En 1816 llega a las Galápagos el capitán estadounidense David Porter, al mando del U.S.S. Essex, con el propósito de "limpiar" la región de balleneros británicos (la competencia) y evaluar su valor como campo de caza, refugio y aprovisionamiento. Porter recorre el archipiélago, captura varios barcos ingleses y, en su detallado diario, da cuenta de todos los detalles necesarios… y de muchos más: entonces, como aún sucede hoy, el norteamericano es incapaz de disimular su asombro ante la maravillosa biodiversidad que desfila, impávida y despreocupada, ante sus ojos.

* _INFORMACIÓN EXTRAÍDA_:

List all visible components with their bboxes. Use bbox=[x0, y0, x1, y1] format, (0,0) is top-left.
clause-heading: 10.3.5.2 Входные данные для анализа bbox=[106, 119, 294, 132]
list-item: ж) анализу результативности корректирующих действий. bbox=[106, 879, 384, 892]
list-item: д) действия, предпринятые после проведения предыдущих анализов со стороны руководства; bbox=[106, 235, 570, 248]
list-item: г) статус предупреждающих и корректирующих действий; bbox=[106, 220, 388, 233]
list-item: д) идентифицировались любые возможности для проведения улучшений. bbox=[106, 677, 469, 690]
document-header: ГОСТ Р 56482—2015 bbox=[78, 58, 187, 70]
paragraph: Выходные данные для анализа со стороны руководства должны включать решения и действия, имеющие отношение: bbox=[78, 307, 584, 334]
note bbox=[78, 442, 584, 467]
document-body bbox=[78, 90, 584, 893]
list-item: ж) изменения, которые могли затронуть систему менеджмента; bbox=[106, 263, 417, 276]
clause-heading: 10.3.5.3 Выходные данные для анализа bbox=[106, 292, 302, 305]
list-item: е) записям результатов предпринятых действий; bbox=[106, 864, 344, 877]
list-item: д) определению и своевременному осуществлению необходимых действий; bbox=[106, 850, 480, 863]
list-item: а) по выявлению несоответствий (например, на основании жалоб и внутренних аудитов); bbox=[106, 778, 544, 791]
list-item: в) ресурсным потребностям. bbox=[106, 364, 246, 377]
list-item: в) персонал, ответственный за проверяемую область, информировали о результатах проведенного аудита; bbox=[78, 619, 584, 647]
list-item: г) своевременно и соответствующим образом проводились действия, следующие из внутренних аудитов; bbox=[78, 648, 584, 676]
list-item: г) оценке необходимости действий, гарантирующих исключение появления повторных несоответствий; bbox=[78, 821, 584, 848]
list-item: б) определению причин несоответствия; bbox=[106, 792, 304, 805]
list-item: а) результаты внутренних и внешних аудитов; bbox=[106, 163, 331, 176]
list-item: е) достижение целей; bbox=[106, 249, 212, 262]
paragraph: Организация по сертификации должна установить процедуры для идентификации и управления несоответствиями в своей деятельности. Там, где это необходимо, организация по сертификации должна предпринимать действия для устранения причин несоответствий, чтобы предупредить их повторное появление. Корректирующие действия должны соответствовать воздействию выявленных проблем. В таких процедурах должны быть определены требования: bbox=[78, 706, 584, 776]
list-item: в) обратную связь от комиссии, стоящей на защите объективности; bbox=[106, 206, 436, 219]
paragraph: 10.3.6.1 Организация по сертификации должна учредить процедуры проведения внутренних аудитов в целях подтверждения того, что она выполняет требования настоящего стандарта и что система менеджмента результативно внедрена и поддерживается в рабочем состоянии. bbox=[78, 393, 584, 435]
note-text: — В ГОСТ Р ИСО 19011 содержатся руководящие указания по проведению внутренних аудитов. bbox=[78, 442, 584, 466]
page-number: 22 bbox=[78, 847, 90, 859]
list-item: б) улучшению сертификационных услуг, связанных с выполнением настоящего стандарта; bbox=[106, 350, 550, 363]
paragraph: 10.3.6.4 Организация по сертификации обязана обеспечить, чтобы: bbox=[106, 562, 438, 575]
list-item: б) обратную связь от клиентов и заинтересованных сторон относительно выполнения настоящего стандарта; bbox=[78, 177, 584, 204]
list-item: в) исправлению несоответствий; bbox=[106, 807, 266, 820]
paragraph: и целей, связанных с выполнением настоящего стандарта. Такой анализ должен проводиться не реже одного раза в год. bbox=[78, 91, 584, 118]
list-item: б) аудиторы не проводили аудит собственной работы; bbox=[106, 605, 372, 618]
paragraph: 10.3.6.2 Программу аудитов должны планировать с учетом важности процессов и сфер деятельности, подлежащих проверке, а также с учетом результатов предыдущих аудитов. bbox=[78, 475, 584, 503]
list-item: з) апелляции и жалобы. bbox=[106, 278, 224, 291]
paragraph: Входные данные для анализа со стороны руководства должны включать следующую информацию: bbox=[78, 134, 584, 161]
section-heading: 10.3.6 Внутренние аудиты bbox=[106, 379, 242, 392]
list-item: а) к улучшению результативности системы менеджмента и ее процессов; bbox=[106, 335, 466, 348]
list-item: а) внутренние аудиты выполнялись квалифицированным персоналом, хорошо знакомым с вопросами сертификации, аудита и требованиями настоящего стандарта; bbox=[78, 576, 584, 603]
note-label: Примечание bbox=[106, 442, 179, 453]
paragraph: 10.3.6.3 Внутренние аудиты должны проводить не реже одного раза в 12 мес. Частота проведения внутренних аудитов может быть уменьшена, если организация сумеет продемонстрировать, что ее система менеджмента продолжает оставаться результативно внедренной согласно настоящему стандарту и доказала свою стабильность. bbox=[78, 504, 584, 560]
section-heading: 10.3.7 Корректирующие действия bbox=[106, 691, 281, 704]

* _TAREAS DEL EJERCICIO_:
1. Reescriba el pasaje del fragmento sobre las Galápagos que comienza con las palabras que contienen "En 1816 llega" y termina con "ante sus ojos.", sustituyendo "el norteamericano" por "el marino".
2. Prolongue el fragmento sobre la visita de Porter a las Galápagos a partir de su última oración.
Los registros proceden de una fuente distinta.

* _RESULTADOS DEL EJERCICIO_:
1.
En 1816 llega a las Galápagos el capitán estadounidense David Porter, al mando del U.S.S. Essex, con el propósito de "limpiar" la región de balleneros británicos (la competencia) y evaluar su valor como campo de caza, refugio y aprovisionamiento. Porter recorre el archipiélago, captura varios barcos ingleses y, en su detallado diario, da cuenta de todos los detalles necesarios… y de muchos más: entonces, como aún sucede hoy, el marino es incapaz de disimular su asombro ante la maravillosa biodiversidad que desfila, impávida y despreocupada, ante sus ojos.

2.
En ese mismo diario (publicado en 1815), el capitán da cuenta, muy de pasada y disimulando bastante los términos, de un duelo. El hecho no estaba permitido dentro de la marina británica (el mismo Porter lo menciona como "a practice which disgraces human nature"), pero era costumbre habitual de la época: solventar las diferencias a cuchillazos, sablazos o disparos. El motivo de la diferencia en cuestión no fue registrado por Porter, pero al parecer se produjo entre dos de sus oficiales, los cuales desembarcaron en James Bay, en Santiago, a plena luz del día, seguramente acompañados por su gente de confianza, y arreglaron sus problemas a punta de pistola, pólvora y plomo.

Como resultado, uno de los oficiales, el teniente John S. Cowan, murió al tercer disparo. Fue enterrado por Porter en las vecindades de un manantial por entonces muy utilizado por los navegantes que pasaban por Galápagos, y que aún se ubica al pie del cerro conocido como "Pan de Azúcar". Sobre su tumba se colocó la siguiente inscripción:

Sacred to the memory
of Lieut. John S. Cowan,
of the U.S. Frigate Essex,
who died here anno 1813,
aged 21 years.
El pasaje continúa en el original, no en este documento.